* _Task material_
-- Start --

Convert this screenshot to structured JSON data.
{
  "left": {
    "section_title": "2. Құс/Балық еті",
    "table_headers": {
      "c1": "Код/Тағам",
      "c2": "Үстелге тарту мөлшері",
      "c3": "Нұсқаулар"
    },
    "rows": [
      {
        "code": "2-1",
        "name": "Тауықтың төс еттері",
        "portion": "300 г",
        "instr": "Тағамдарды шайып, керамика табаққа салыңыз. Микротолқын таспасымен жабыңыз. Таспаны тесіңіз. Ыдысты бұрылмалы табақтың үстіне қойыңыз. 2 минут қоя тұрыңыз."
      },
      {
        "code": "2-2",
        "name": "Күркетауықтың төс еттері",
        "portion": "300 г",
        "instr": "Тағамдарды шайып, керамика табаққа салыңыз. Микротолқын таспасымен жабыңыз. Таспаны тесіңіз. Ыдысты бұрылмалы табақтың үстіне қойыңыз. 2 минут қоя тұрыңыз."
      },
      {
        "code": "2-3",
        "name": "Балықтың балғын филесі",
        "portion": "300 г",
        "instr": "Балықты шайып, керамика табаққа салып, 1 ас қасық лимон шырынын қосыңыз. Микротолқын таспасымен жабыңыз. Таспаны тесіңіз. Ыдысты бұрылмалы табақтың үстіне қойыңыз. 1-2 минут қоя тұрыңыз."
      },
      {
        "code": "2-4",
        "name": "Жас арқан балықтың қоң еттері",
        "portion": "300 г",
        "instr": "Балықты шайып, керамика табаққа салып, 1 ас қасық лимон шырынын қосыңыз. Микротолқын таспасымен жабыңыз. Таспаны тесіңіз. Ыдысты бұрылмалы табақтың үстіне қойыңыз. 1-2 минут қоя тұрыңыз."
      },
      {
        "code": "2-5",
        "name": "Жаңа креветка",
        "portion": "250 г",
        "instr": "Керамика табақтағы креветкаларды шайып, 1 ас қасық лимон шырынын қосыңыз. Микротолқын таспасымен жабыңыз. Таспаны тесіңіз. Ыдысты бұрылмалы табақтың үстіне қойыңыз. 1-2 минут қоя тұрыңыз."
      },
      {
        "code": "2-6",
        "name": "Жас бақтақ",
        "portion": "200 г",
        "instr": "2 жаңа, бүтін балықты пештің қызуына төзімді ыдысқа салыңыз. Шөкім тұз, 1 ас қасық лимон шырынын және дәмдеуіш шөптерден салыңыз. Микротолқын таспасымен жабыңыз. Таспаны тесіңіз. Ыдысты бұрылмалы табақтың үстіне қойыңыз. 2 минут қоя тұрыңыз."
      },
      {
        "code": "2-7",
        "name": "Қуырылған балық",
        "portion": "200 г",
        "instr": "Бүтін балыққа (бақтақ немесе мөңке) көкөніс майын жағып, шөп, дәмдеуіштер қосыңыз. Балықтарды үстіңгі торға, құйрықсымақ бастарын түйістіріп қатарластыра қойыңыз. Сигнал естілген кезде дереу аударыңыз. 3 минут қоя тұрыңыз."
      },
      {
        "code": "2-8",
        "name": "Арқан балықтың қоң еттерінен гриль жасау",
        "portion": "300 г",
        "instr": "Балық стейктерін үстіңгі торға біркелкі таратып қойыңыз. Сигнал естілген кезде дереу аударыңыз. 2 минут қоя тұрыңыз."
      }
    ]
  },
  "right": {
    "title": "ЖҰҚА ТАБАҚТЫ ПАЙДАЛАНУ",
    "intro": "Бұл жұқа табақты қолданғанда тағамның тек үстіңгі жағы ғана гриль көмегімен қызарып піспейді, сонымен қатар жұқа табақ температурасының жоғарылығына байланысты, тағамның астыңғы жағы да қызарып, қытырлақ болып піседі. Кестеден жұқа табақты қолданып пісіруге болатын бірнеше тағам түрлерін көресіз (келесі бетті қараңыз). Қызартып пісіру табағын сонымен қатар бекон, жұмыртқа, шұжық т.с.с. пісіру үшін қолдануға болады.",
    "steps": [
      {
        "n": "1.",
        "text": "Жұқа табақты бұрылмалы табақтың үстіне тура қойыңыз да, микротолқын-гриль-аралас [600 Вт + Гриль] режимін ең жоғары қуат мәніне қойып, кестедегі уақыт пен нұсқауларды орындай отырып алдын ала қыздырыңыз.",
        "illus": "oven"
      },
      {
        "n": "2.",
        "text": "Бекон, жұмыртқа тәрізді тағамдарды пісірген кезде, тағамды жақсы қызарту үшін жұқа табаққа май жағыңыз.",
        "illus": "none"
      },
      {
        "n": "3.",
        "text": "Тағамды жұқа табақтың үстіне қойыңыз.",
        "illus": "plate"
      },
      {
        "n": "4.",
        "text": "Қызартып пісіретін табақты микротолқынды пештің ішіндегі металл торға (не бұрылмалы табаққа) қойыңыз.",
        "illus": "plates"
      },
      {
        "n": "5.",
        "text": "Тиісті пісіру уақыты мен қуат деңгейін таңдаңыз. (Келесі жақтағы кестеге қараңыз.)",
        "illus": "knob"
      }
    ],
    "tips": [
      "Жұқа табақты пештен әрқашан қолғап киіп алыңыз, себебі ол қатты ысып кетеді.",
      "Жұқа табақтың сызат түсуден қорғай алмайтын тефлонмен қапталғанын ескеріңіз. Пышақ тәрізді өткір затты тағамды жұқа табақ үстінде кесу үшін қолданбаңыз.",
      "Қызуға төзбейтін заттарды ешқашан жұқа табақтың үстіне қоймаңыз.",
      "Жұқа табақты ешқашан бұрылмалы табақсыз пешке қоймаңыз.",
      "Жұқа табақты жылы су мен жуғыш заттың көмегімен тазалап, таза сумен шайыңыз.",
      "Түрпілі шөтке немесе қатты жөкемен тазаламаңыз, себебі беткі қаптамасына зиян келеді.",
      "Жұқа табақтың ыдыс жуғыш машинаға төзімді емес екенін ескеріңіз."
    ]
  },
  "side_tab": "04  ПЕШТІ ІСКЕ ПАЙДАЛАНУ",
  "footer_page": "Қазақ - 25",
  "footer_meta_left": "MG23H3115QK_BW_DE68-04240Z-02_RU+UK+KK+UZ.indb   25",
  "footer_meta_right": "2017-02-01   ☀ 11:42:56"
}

-- End --

* _What this task involves_
Quote each line of the data above exactly as written.

* _Final result_
Convert this screenshot to structured JSON data.
{
  "left": {
    "section_title": "2. Құс/Балық еті",
    "table_headers": {
      "c1": "Код/Тағам",
      "c2": "Үстелге тарту мөлшері",
      "c3": "Нұсқаулар"
    },
    "rows": [
      {
        "code": "2-1",
        "name": "Тауықтың төс еттері",
        "portion": "300 г",
        "instr": "Тағамдарды шайып, керамика табаққа салыңыз. Микротолқын таспасымен жабыңыз. Таспаны тесіңіз. Ыдысты бұрылмалы табақтың үстіне қойыңыз. 2 минут қоя тұрыңыз."
      },
      {
        "code": "2-2",
        "name": "Күркетауықтың төс еттері",
        "portion": "300 г",
        "instr": "Тағамдарды шайып, керамика табаққа салыңыз. Микротолқын таспасымен жабыңыз. Таспаны тесіңіз. Ыдысты бұрылмалы табақтың үстіне қойыңыз. 2 минут қоя тұрыңыз."
      },
      {
        "code": "2-3",
        "name": "Балықтың балғын филесі",
        "portion": "300 г",
        "instr": "Балықты шайып, керамика табаққа салып, 1 ас қасық лимон шырынын қосыңыз. Микротолқын таспасымен жабыңыз. Таспаны тесіңіз. Ыдысты бұрылмалы табақтың үстіне қойыңыз. 1-2 минут қоя тұрыңыз."
      },
      {
        "code": "2-4",
        "name": "Жас арқан балықтың қоң еттері",
        "portion": "300 г",
        "instr": "Балықты шайып, керамика табаққа салып, 1 ас қасық лимон шырынын қосыңыз. Микротолқын таспасымен жабыңыз. Таспаны тесіңіз. Ыдысты бұрылмалы табақтың үстіне қойыңыз. 1-2 минут қоя тұрыңыз."
      },
      {
        "code": "2-5",
        "name": "Жаңа креветка",
        "portion": "250 г",
        "instr": "Керамика табақтағы креветкаларды шайып, 1 ас қасық лимон шырынын қосыңыз. Микротолқын таспасымен жабыңыз. Таспаны тесіңіз. Ыдысты бұрылмалы табақтың үстіне қойыңыз. 1-2 минут қоя тұрыңыз."
      },
      {
        "code": "2-6",
        "name": "Жас бақтақ",
        "portion": "200 г",
        "instr": "2 жаңа, бүтін балықты пештің қызуына төзімді ыдысқа салыңыз. Шөкім тұз, 1 ас қасық лимон шырынын және дәмдеуіш шөптерден салыңыз. Микротолқын таспасымен жабыңыз. Таспаны тесіңіз. Ыдысты бұрылмалы табақтың үстіне қойыңыз. 2 минут қоя тұрыңыз."
      },
      {
        "code": "2-7",
        "name": "Қуырылған балық",
        "portion": "200 г",
        "instr": "Бүтін балыққа (бақтақ немесе мөңке) көкөніс майын жағып, шөп, дәмдеуіштер қосыңыз. Балықтарды үстіңгі торға, құйрықсымақ бастарын түйістіріп қатарластыра қойыңыз. Сигнал естілген кезде дереу аударыңыз. 3 минут қоя тұрыңыз."
      },
      {
        "code": "2-8",
        "name": "Арқан балықтың қоң еттерінен гриль жасау",
        "portion": "300 г",
        "instr": "Балық стейктерін үстіңгі торға біркелкі таратып қойыңыз. Сигнал естілген кезде дереу аударыңыз. 2 минут қоя тұрыңыз."
      }
    ]
  },
  "right": {
    "title": "ЖҰҚА ТАБАҚТЫ ПАЙДАЛАНУ",
    "intro": "Бұл жұқа табақты қолданғанда тағамның тек үстіңгі жағы ғана гриль көмегімен қызарып піспейді, сонымен қатар жұқа табақ температурасының жоғарылығына байланысты, тағамның астыңғы жағы да қызарып, қытырлақ болып піседі. Кестеден жұқа табақты қолданып пісіруге болатын бірнеше тағам түрлерін көресіз (келесі бетті қараңыз). Қызартып пісіру табағын сонымен қатар бекон, жұмыртқа, шұжық т.с.с. пісіру үшін қолдануға болады.",
    "steps": [
      {
        "n": "1.",
        "text": "Жұқа табақты бұрылмалы табақтың үстіне тура қойыңыз да, микротолқын-гриль-аралас [600 Вт + Гриль] режимін ең жоғары қуат мәніне қойып, кестедегі уақыт пен нұсқауларды орындай отырып алдын ала қыздырыңыз.",
        "illus": "oven"
      },
      {
        "n": "2.",
        "text": "Бекон, жұмыртқа тәрізді тағамдарды пісірген кезде, тағамды жақсы қызарту үшін жұқа табаққа май жағыңыз.",
        "illus": "none"
      },
      {
        "n": "3.",
        "text": "Тағамды жұқа табақтың үстіне қойыңыз.",
        "illus": "plate"
      },
      {
        "n": "4.",
        "text": "Қызартып пісіретін табақты микротолқынды пештің ішіндегі металл торға (не бұрылмалы табаққа) қойыңыз.",
        "illus": "plates"
      },
      {
        "n": "5.",
        "text": "Тиісті пісіру уақыты мен қуат деңгейін таңдаңыз. (Келесі жақтағы кестеге қараңыз.)",
        "illus": "knob"
      }
    ],
    "tips": [
      "Жұқа табақты пештен әрқашан қолғап киіп алыңыз, себебі ол қатты ысып кетеді.",
      "Жұқа табақтың сызат түсуден қорғай алмайтын тефлонмен қапталғанын ескеріңіз. Пышақ тәрізді өткір затты тағамды жұқа табақ үстінде кесу үшін қолданбаңыз.",
      "Қызуға төзбейтін заттарды ешқашан жұқа табақтың үстіне қоймаңыз.",
      "Жұқа табақты ешқашан бұрылмалы табақсыз пешке қоймаңыз.",
      "Жұқа табақты жылы су мен жуғыш заттың көмегімен тазалап, таза сумен шайыңыз.",
      "Түрпілі шөтке немесе қатты жөкемен тазаламаңыз, себебі беткі қаптамасына зиян келеді.",
      "Жұқа табақтың ыдыс жуғыш машинаға төзімді емес екенін ескеріңіз."
    ]
  },
  "side_tab": "04  ПЕШТІ ІСКЕ ПАЙДАЛАНУ",
  "footer_page": "Қазақ - 25",
  "footer_meta_left": "MG23H3115QK_BW_DE68-04240Z-02_RU+UK+KK+UZ.indb   25",
  "footer_meta_right": "2017-02-01   ☀ 11:42:56"
}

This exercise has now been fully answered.